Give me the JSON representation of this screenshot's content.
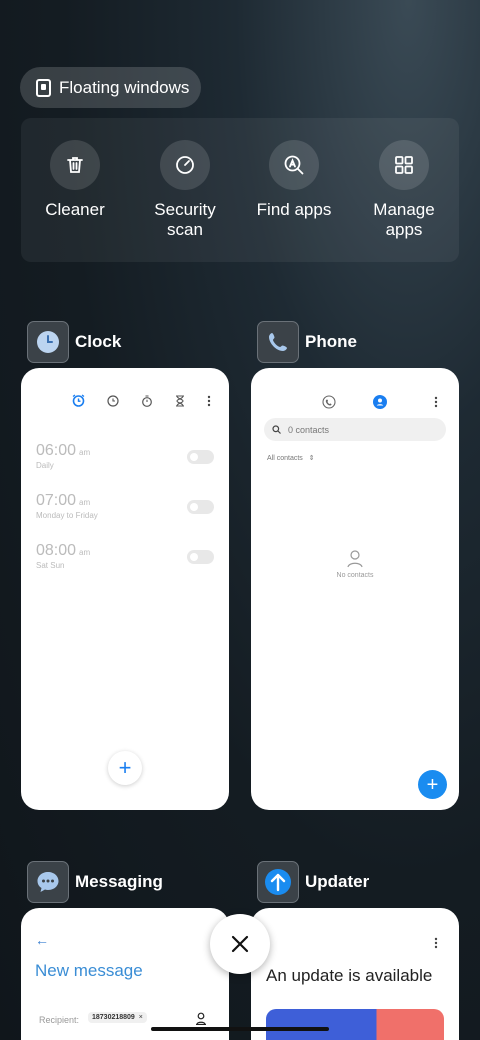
{
  "floating_windows": {
    "label": "Floating windows"
  },
  "tools": [
    {
      "label": "Cleaner",
      "icon": "trash-icon"
    },
    {
      "label": "Security scan",
      "icon": "security-scan-icon"
    },
    {
      "label": "Find apps",
      "icon": "find-apps-icon"
    },
    {
      "label": "Manage apps",
      "icon": "grid-icon"
    }
  ],
  "apps": {
    "clock": {
      "name": "Clock",
      "alarms": [
        {
          "time": "06:00",
          "ampm": "am",
          "repeat": "Daily",
          "enabled": false
        },
        {
          "time": "07:00",
          "ampm": "am",
          "repeat": "Monday to Friday",
          "enabled": false
        },
        {
          "time": "08:00",
          "ampm": "am",
          "repeat": "Sat Sun",
          "enabled": false
        }
      ],
      "add_label": "+"
    },
    "phone": {
      "name": "Phone",
      "search_placeholder": "0 contacts",
      "filter_label": "All contacts",
      "empty_label": "No contacts",
      "add_label": "+"
    },
    "messaging": {
      "name": "Messaging",
      "title": "New message",
      "recipient_label": "Recipient:",
      "recipient_value": "18730218809",
      "back_label": "←"
    },
    "updater": {
      "name": "Updater",
      "title": "An update is available"
    }
  },
  "colors": {
    "accent": "#1a8cf0",
    "background": "#141c22"
  }
}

● **What needs to be done**: Among these entries, how many lines include the string "repeat"? Reply with the number by itself.

● **Finished task**: 3